» WRITTEN REQUEST
Every entry must be repeated exactly. Exclude all pictures.

» TASK MATERIAL
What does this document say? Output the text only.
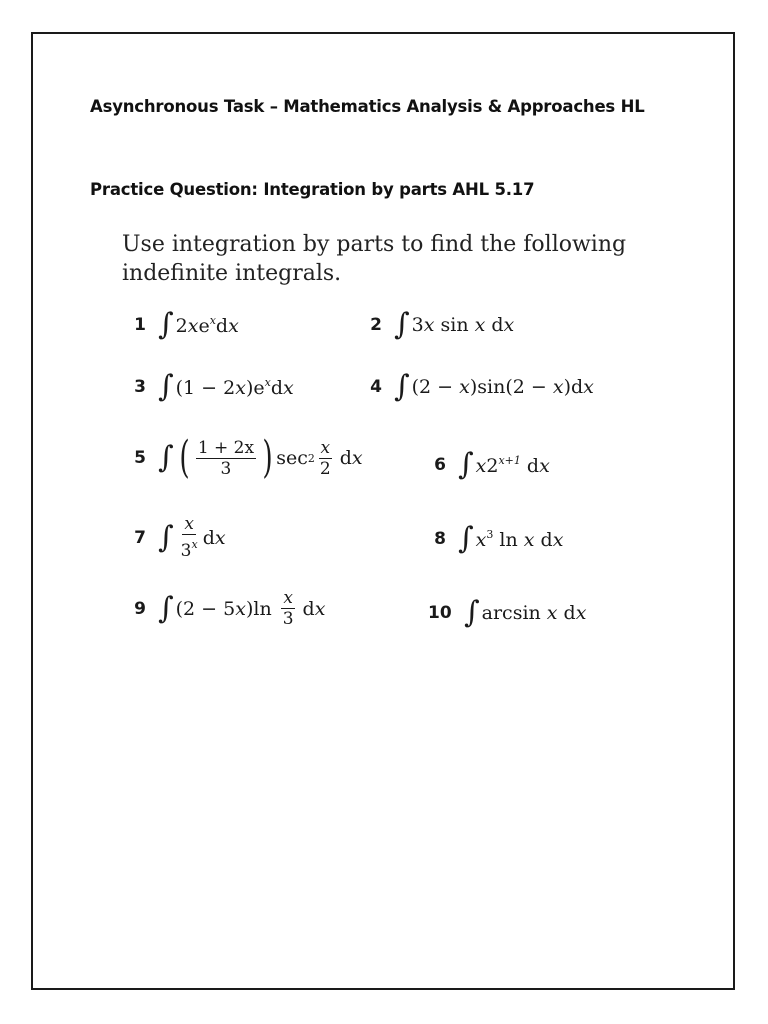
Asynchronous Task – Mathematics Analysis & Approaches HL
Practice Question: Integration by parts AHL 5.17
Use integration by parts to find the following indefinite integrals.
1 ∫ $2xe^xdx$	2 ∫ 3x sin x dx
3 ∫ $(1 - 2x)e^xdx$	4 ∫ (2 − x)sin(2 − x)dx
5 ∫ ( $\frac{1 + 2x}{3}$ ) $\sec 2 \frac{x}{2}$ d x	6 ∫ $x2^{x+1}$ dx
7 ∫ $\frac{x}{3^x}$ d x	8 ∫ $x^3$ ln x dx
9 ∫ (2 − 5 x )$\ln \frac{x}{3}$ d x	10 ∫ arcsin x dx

» TASK SOLUTION
What does this document say? Output the text only.
Asynchronous Task – Mathematics Analysis & Approaches HL
Practice Question: Integration by parts AHL 5.17
Use integration by parts to find the following indefinite integrals.
1 ∫ $2xe^xdx$	2 ∫ 3x sin x dx
3 ∫ $(1 - 2x)e^xdx$	4 ∫ (2 − x)sin(2 − x)dx
5 ∫ ( $\frac{1 + 2x}{3}$ ) $\sec 2 \frac{x}{2}$ d x	6 ∫ $x2^{x+1}$ dx
7 ∫ $\frac{x}{3^x}$ d x	8 ∫ $x^3$ ln x dx
9 ∫ (2 − 5 x )$\ln \frac{x}{3}$ d x	10 ∫ arcsin x dx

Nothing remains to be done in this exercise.